[START OF SOURCE RECORDS]

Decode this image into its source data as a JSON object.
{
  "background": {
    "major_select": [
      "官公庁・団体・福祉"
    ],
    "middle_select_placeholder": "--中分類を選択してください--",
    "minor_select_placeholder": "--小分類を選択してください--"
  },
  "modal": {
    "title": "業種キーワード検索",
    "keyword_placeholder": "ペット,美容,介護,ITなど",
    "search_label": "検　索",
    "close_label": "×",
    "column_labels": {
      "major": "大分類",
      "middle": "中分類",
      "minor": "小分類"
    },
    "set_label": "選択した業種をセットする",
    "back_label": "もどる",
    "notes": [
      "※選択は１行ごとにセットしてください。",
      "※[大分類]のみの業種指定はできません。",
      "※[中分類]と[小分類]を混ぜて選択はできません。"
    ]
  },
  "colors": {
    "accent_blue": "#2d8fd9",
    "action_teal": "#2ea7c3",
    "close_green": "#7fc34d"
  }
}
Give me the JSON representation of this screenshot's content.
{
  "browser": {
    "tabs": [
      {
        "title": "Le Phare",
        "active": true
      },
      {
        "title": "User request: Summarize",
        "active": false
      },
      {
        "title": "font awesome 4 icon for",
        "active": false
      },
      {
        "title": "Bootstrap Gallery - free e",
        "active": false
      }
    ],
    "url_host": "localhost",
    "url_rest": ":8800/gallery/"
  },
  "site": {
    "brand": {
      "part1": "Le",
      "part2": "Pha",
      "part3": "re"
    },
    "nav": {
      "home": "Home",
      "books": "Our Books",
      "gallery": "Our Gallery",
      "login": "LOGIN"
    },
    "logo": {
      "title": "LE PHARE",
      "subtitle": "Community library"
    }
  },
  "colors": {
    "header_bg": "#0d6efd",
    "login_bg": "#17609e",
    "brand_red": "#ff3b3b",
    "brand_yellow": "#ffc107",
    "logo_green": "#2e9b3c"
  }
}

[END OF SOURCE RECORDS]
[START OF SOURCE RECORDS]

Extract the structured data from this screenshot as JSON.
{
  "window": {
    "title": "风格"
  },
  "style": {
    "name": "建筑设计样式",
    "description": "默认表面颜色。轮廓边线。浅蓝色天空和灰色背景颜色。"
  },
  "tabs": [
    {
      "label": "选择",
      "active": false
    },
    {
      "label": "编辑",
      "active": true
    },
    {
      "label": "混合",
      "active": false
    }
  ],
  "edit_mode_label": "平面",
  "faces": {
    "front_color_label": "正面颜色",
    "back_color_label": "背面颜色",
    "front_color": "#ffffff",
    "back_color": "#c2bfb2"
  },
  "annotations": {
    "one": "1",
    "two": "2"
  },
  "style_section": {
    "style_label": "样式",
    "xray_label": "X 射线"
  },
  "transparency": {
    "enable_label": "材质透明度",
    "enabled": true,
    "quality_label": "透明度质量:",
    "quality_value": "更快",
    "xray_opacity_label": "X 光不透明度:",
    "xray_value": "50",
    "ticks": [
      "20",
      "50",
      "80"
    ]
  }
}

[END OF SOURCE RECORDS]
[START OF SOURCE RECORDS]

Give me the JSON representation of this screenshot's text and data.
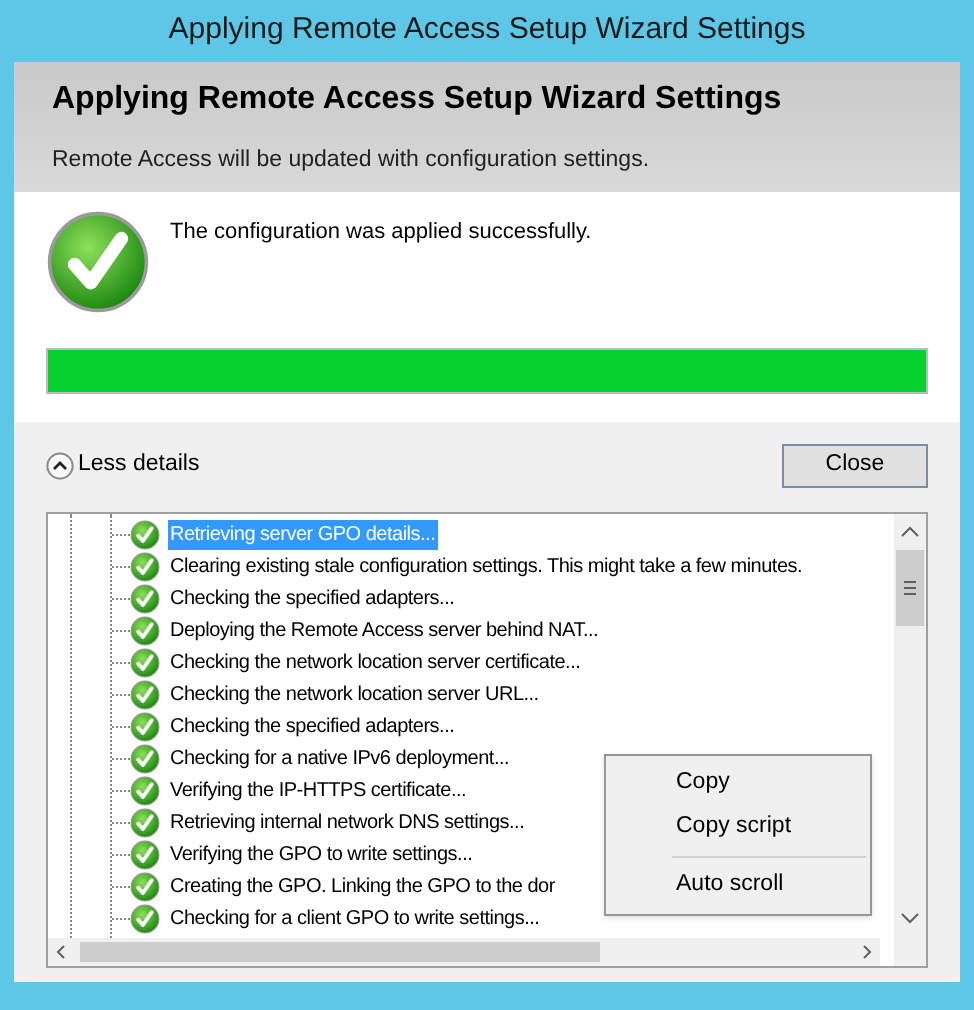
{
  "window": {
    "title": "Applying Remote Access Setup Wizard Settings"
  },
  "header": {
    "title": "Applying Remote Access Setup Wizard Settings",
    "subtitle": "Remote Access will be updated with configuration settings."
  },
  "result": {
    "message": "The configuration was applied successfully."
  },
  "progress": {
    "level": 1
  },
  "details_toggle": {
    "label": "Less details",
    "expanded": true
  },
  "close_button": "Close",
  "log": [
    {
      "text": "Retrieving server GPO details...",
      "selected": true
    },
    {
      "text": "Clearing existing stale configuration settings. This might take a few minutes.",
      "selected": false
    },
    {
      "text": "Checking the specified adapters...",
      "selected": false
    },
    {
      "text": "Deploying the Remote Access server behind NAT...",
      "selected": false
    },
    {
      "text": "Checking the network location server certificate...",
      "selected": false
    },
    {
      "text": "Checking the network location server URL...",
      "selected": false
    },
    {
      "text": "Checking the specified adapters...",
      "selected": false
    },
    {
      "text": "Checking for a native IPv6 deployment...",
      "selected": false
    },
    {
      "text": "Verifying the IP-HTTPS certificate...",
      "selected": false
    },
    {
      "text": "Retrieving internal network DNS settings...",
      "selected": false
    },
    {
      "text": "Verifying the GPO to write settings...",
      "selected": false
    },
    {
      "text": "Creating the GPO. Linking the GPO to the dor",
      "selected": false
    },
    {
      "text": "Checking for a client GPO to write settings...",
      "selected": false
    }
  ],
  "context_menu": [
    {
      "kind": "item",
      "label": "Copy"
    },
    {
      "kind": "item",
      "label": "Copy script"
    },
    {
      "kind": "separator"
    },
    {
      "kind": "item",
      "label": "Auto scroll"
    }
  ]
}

[END OF SOURCE RECORDS]

WHAT IS REQUIRED:
Filter the listing above for the string "Retrieving" and copy every matching line.

ANSWER TO THIS EXERCISE:
      "text": "Retrieving server GPO details...",
      "text": "Retrieving internal network DNS settings...",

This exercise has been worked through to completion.